-------- EXTRACTED DATA

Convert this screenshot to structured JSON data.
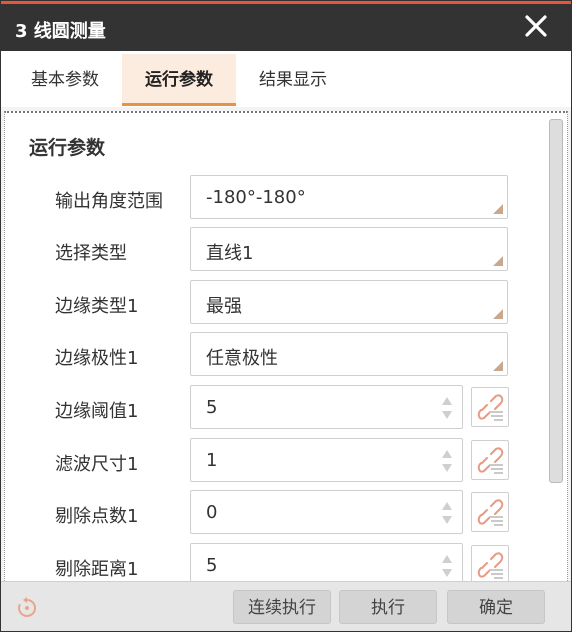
{
  "window": {
    "title": "3 线圆测量"
  },
  "tabs": [
    {
      "label": "基本参数",
      "active": false
    },
    {
      "label": "运行参数",
      "active": true
    },
    {
      "label": "结果显示",
      "active": false
    }
  ],
  "section": {
    "title": "运行参数"
  },
  "fields": [
    {
      "label": "输出角度范围",
      "value": "-180°-180°"
    },
    {
      "label": "选择类型",
      "value": "直线1"
    },
    {
      "label": "边缘类型1",
      "value": "最强"
    },
    {
      "label": "边缘极性1",
      "value": "任意极性"
    },
    {
      "label": "边缘阈值1",
      "value": "5"
    },
    {
      "label": "滤波尺寸1",
      "value": "1"
    },
    {
      "label": "剔除点数1",
      "value": "0"
    },
    {
      "label": "剔除距离1",
      "value": "5"
    }
  ],
  "footer": {
    "continuous_label": "连续执行",
    "execute_label": "执行",
    "confirm_label": "确定"
  },
  "colors": {
    "accent": "#e89245",
    "titlebar": "#333333",
    "title_stripe": "#e8553b"
  },
  "icons": {
    "close": "close-icon",
    "refresh": "refresh-icon",
    "link": "link-icon",
    "spin": "spinner-arrows-icon"
  }
}
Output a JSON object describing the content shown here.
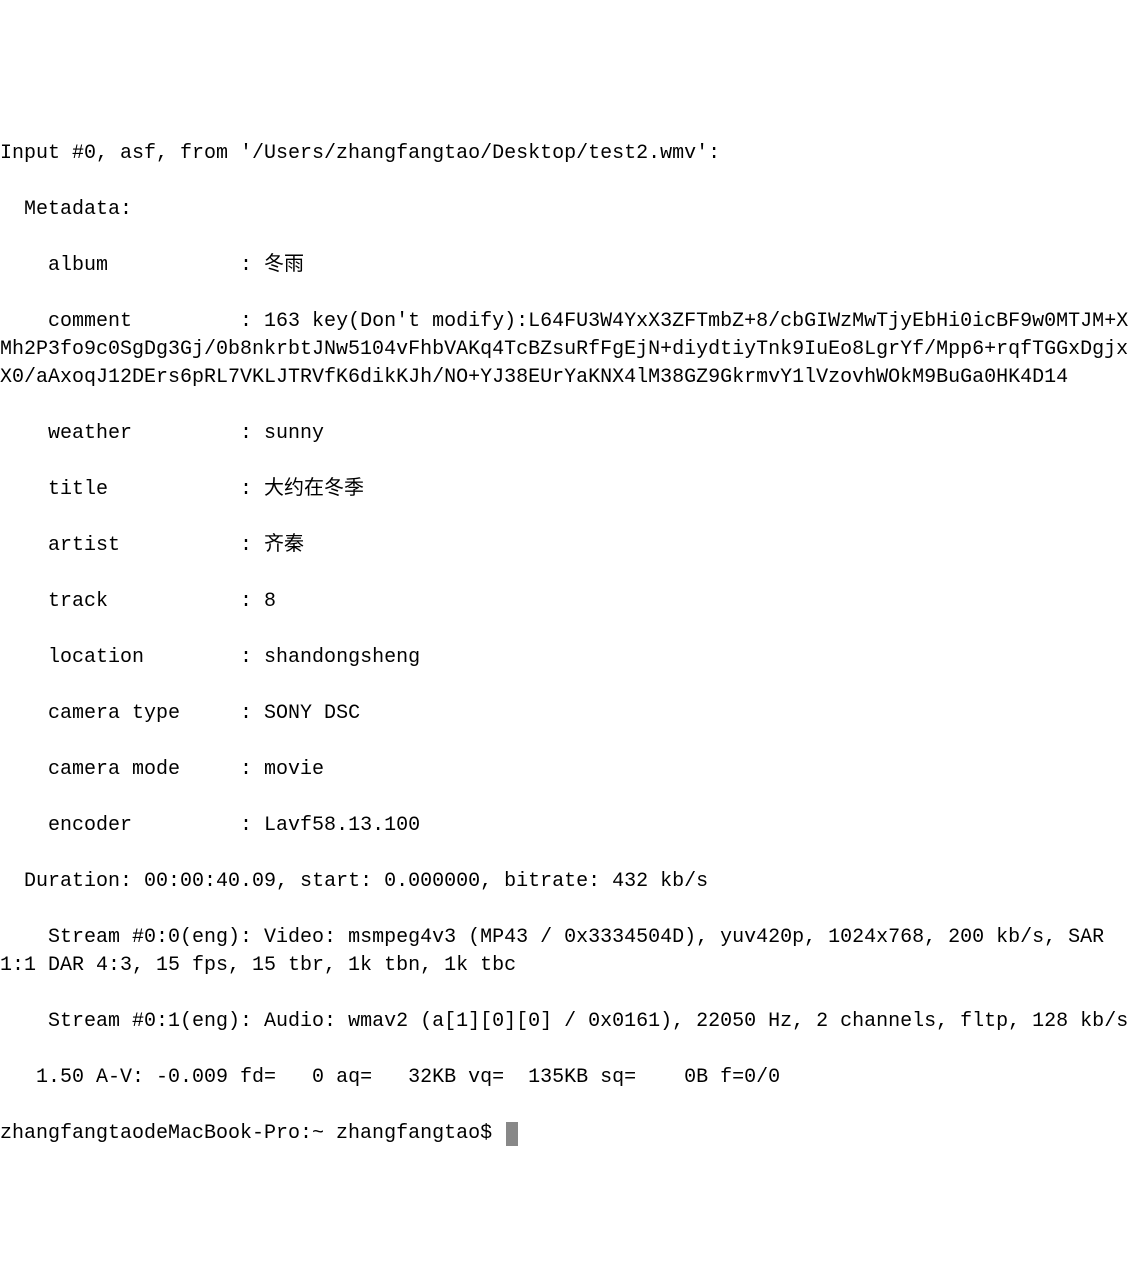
{
  "lines": {
    "input_header": "Input #0, asf, from '/Users/zhangfangtao/Desktop/test2.wmv':",
    "metadata_header": "  Metadata:",
    "album": "    album           : 冬雨",
    "comment_wrap": "    comment         : 163 key(Don't modify):L64FU3W4YxX3ZFTmbZ+8/cbGIWzMwTjyEbHi0icBF9w0MTJM+XMh2P3fo9c0SgDg3Gj/0b8nkrbtJNw5104vFhbVAKq4TcBZsuRfFgEjN+diydtiyTnk9IuEo8LgrYf/Mpp6+rqfTGGxDgjxX0/aAxoqJ12DErs6pRL7VKLJTRVfK6dikKJh/NO+YJ38EUrYaKNX4lM38GZ9GkrmvY1lVzovhWOkM9BuGa0HK4D14",
    "weather": "    weather         : sunny",
    "title": "    title           : 大约在冬季",
    "artist": "    artist          : 齐秦",
    "track": "    track           : 8",
    "location": "    location        : shandongsheng",
    "camera_type": "    camera type     : SONY DSC",
    "camera_mode": "    camera mode     : movie",
    "encoder": "    encoder         : Lavf58.13.100",
    "duration": "  Duration: 00:00:40.09, start: 0.000000, bitrate: 432 kb/s",
    "stream0": "    Stream #0:0(eng): Video: msmpeg4v3 (MP43 / 0x3334504D), yuv420p, 1024x768, 200 kb/s, SAR 1:1 DAR 4:3, 15 fps, 15 tbr, 1k tbn, 1k tbc",
    "stream1": "    Stream #0:1(eng): Audio: wmav2 (a[1][0][0] / 0x0161), 22050 Hz, 2 channels, fltp, 128 kb/s",
    "stats": "   1.50 A-V: -0.009 fd=   0 aq=   32KB vq=  135KB sq=    0B f=0/0",
    "prompt": "zhangfangtaodeMacBook-Pro:~ zhangfangtao$ "
  }
}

----------------

GIVEN REQUEST
Identify and copy the lines holding the word "zhangfangtao".

COMPLETE RESPONSE
    "input_header": "Input #0, asf, from '/Users/zhangfangtao/Desktop/test2.wmv':",
    "prompt": "zhangfangtaodeMacBook-Pro:~ zhangfangtao$ "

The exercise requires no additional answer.